**DIRECTIONS**:
Reproduce the data below verbatim, starting at its first line and stopping after the line that contains "ministry-brand: KEMENTERIAN AGAMA".

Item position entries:

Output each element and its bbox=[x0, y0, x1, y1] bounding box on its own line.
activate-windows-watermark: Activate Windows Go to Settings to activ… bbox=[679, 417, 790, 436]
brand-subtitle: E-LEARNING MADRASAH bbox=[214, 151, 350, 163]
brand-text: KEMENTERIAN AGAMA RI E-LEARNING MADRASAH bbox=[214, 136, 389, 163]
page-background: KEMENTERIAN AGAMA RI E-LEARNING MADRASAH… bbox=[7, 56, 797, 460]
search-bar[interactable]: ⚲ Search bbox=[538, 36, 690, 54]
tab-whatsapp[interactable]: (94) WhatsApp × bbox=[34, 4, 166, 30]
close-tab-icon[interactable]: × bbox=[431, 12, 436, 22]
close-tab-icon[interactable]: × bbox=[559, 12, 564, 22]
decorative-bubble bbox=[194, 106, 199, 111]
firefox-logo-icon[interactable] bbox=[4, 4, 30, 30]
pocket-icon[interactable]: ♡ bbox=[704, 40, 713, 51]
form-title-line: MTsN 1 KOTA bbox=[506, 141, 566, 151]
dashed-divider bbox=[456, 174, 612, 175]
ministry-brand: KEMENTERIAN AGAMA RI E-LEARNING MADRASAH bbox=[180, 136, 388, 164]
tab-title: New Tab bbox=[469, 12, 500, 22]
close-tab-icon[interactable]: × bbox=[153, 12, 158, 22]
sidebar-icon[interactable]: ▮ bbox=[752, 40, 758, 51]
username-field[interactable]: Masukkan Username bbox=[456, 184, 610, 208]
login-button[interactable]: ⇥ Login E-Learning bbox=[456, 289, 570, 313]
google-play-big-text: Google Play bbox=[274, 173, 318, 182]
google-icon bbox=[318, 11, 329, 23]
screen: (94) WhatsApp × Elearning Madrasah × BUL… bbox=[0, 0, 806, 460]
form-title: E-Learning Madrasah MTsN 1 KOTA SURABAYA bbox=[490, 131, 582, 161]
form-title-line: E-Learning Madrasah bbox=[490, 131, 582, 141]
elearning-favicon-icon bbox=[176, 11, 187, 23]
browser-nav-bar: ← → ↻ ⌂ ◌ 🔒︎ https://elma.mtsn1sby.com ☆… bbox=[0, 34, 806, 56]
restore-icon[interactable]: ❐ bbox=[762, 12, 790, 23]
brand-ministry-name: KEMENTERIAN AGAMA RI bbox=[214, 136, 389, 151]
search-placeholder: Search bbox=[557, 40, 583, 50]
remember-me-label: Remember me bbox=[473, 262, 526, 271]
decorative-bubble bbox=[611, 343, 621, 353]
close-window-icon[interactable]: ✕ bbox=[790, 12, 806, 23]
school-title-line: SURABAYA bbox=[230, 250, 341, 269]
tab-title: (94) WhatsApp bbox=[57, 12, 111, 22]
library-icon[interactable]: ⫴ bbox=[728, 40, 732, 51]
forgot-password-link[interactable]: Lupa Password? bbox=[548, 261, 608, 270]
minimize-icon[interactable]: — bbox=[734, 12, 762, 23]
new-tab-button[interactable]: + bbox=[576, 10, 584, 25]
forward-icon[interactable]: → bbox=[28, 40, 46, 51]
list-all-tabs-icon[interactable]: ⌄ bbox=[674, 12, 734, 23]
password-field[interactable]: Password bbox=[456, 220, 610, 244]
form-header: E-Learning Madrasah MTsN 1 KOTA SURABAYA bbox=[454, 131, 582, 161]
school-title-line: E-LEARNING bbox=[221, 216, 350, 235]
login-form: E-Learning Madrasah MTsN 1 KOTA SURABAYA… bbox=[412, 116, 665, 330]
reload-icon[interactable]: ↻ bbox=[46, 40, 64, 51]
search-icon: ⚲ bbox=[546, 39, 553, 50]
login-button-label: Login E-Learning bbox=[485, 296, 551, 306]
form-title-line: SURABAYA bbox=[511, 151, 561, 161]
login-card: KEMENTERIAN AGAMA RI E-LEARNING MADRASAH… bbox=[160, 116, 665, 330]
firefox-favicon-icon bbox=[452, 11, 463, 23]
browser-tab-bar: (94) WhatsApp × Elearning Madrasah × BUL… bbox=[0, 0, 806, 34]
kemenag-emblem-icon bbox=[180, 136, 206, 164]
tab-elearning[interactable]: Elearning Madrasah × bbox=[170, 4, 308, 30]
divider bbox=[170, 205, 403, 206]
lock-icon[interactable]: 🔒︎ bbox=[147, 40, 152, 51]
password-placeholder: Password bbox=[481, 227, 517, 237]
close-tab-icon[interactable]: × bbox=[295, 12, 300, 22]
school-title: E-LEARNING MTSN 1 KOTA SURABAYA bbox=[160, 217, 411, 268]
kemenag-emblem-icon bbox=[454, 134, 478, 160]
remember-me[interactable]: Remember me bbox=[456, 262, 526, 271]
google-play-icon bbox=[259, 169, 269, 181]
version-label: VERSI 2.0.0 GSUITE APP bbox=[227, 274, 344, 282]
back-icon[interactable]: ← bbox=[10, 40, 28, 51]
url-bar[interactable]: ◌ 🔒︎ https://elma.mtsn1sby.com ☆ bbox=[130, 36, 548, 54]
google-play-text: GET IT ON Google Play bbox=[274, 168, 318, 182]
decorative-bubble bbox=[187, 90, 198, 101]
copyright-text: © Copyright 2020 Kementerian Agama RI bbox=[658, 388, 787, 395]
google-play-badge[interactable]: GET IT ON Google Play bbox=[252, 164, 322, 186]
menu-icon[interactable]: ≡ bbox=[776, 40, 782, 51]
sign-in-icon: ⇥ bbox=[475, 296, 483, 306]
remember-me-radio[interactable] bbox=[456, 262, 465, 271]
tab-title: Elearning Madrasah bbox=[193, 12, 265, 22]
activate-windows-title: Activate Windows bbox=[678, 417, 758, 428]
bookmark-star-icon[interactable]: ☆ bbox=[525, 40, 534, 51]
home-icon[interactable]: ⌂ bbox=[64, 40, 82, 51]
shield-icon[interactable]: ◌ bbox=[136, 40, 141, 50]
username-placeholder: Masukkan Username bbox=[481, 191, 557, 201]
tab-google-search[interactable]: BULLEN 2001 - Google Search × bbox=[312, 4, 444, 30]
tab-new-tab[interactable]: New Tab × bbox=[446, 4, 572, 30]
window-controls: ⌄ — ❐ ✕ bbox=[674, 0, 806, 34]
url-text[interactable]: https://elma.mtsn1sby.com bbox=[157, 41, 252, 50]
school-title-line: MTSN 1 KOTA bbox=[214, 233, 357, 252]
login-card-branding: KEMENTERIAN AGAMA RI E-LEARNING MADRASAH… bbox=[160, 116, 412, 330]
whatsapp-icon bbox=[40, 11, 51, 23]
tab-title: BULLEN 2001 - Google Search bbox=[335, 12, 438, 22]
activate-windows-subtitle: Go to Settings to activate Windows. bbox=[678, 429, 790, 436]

**TASK RESPONSE**:
Output each element and its bbox=[x0, y0, x1, y1] bounding box on its own line.
activate-windows-watermark: Activate Windows Go to Settings to activ… bbox=[679, 417, 790, 436]
brand-subtitle: E-LEARNING MADRASAH bbox=[214, 151, 350, 163]
brand-text: KEMENTERIAN AGAMA RI E-LEARNING MADRASAH bbox=[214, 136, 389, 163]
page-background: KEMENTERIAN AGAMA RI E-LEARNING MADRASAH… bbox=[7, 56, 797, 460]
search-bar[interactable]: ⚲ Search bbox=[538, 36, 690, 54]
tab-whatsapp[interactable]: (94) WhatsApp × bbox=[34, 4, 166, 30]
close-tab-icon[interactable]: × bbox=[431, 12, 436, 22]
close-tab-icon[interactable]: × bbox=[559, 12, 564, 22]
decorative-bubble bbox=[194, 106, 199, 111]
firefox-logo-icon[interactable] bbox=[4, 4, 30, 30]
pocket-icon[interactable]: ♡ bbox=[704, 40, 713, 51]
form-title-line: MTsN 1 KOTA bbox=[506, 141, 566, 151]
dashed-divider bbox=[456, 174, 612, 175]
ministry-brand: KEMENTERIAN AGAMA RI E-LEARNING MADRASAH bbox=[180, 136, 388, 164]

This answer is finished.